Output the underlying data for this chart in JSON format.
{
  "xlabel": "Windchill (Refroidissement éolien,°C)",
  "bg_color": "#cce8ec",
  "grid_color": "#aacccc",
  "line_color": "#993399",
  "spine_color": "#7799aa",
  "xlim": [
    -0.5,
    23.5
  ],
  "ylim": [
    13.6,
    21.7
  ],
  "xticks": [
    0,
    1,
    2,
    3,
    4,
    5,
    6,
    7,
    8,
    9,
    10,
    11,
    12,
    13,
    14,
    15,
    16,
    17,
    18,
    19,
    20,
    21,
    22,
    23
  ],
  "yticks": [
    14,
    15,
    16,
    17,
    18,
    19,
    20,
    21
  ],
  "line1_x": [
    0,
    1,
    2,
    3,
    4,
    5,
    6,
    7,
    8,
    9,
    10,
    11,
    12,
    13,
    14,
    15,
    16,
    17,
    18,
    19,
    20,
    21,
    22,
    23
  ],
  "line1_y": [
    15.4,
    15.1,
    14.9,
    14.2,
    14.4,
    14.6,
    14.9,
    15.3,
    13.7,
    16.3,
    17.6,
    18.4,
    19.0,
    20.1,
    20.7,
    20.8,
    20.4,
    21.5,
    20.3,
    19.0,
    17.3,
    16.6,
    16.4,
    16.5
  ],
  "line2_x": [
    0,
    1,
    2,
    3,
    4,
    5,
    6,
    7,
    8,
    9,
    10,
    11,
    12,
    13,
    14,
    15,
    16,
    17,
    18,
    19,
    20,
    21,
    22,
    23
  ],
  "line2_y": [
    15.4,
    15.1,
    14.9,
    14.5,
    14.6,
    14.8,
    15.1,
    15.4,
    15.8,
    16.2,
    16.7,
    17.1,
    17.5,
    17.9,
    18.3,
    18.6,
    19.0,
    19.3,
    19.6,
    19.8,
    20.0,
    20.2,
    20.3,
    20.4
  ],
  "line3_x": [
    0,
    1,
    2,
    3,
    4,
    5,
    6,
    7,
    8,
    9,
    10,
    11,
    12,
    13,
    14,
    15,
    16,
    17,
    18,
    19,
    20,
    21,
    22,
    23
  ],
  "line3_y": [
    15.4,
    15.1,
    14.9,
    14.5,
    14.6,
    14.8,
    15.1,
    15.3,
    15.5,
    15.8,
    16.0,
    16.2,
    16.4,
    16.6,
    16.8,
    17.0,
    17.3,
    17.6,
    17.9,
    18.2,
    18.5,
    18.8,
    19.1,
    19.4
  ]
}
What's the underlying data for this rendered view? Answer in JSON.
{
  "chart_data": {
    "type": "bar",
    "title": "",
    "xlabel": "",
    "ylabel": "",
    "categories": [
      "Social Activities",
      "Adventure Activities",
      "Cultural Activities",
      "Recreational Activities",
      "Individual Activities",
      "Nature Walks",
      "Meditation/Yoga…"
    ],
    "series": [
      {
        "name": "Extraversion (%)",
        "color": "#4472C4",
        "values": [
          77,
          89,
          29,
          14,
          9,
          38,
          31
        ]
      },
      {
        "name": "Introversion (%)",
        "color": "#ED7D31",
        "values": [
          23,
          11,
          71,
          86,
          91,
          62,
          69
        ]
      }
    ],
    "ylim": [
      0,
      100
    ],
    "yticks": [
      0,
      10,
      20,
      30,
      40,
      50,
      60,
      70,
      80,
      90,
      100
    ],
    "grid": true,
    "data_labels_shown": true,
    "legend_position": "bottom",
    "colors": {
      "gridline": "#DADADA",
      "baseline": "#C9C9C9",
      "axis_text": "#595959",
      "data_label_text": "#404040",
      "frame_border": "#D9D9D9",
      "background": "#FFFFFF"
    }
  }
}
++++++++++++++++++++
Transcribe each record exactly. Leave nothing out.

Output the underlying data for this chart in JSON format.
{
  "xlabel": "Windchill (Refroidissement éolien,°C)",
  "bg_color": "#cce8ec",
  "grid_color": "#aacccc",
  "line_color": "#993399",
  "spine_color": "#7799aa",
  "xlim": [
    -0.5,
    23.5
  ],
  "ylim": [
    13.6,
    21.7
  ],
  "xticks": [
    0,
    1,
    2,
    3,
    4,
    5,
    6,
    7,
    8,
    9,
    10,
    11,
    12,
    13,
    14,
    15,
    16,
    17,
    18,
    19,
    20,
    21,
    22,
    23
  ],
  "yticks": [
    14,
    15,
    16,
    17,
    18,
    19,
    20,
    21
  ],
  "line1_x": [
    0,
    1,
    2,
    3,
    4,
    5,
    6,
    7,
    8,
    9,
    10,
    11,
    12,
    13,
    14,
    15,
    16,
    17,
    18,
    19,
    20,
    21,
    22,
    23
  ],
  "line1_y": [
    15.4,
    15.1,
    14.9,
    14.2,
    14.4,
    14.6,
    14.9,
    15.3,
    13.7,
    16.3,
    17.6,
    18.4,
    19.0,
    20.1,
    20.7,
    20.8,
    20.4,
    21.5,
    20.3,
    19.0,
    17.3,
    16.6,
    16.4,
    16.5
  ],
  "line2_x": [
    0,
    1,
    2,
    3,
    4,
    5,
    6,
    7,
    8,
    9,
    10,
    11,
    12,
    13,
    14,
    15,
    16,
    17,
    18,
    19,
    20,
    21,
    22,
    23
  ],
  "line2_y": [
    15.4,
    15.1,
    14.9,
    14.5,
    14.6,
    14.8,
    15.1,
    15.4,
    15.8,
    16.2,
    16.7,
    17.1,
    17.5,
    17.9,
    18.3,
    18.6,
    19.0,
    19.3,
    19.6,
    19.8,
    20.0,
    20.2,
    20.3,
    20.4
  ],
  "line3_x": [
    0,
    1,
    2,
    3,
    4,
    5,
    6,
    7,
    8,
    9,
    10,
    11,
    12,
    13,
    14,
    15,
    16,
    17,
    18,
    19,
    20,
    21,
    22,
    23
  ],
  "line3_y": [
    15.4,
    15.1,
    14.9,
    14.5,
    14.6,
    14.8,
    15.1,
    15.3,
    15.5,
    15.8,
    16.0,
    16.2,
    16.4,
    16.6,
    16.8,
    17.0,
    17.3,
    17.6,
    17.9,
    18.2,
    18.5,
    18.8,
    19.1,
    19.4
  ]
}
What's the underlying data for this rendered view? Answer in JSON.
{
  "chart_data": {
    "type": "bar",
    "title": "",
    "xlabel": "",
    "ylabel": "",
    "categories": [
      "Social Activities",
      "Adventure Activities",
      "Cultural Activities",
      "Recreational Activities",
      "Individual Activities",
      "Nature Walks",
      "Meditation/Yoga…"
    ],
    "series": [
      {
        "name": "Extraversion (%)",
        "color": "#4472C4",
        "values": [
          77,
          89,
          29,
          14,
          9,
          38,
          31
        ]
      },
      {
        "name": "Introversion (%)",
        "color": "#ED7D31",
        "values": [
          23,
          11,
          71,
          86,
          91,
          62,
          69
        ]
      }
    ],
    "ylim": [
      0,
      100
    ],
    "yticks": [
      0,
      10,
      20,
      30,
      40,
      50,
      60,
      70,
      80,
      90,
      100
    ],
    "grid": true,
    "data_labels_shown": true,
    "legend_position": "bottom",
    "colors": {
      "gridline": "#DADADA",
      "baseline": "#C9C9C9",
      "axis_text": "#595959",
      "data_label_text": "#404040",
      "frame_border": "#D9D9D9",
      "background": "#FFFFFF"
    }
  }
}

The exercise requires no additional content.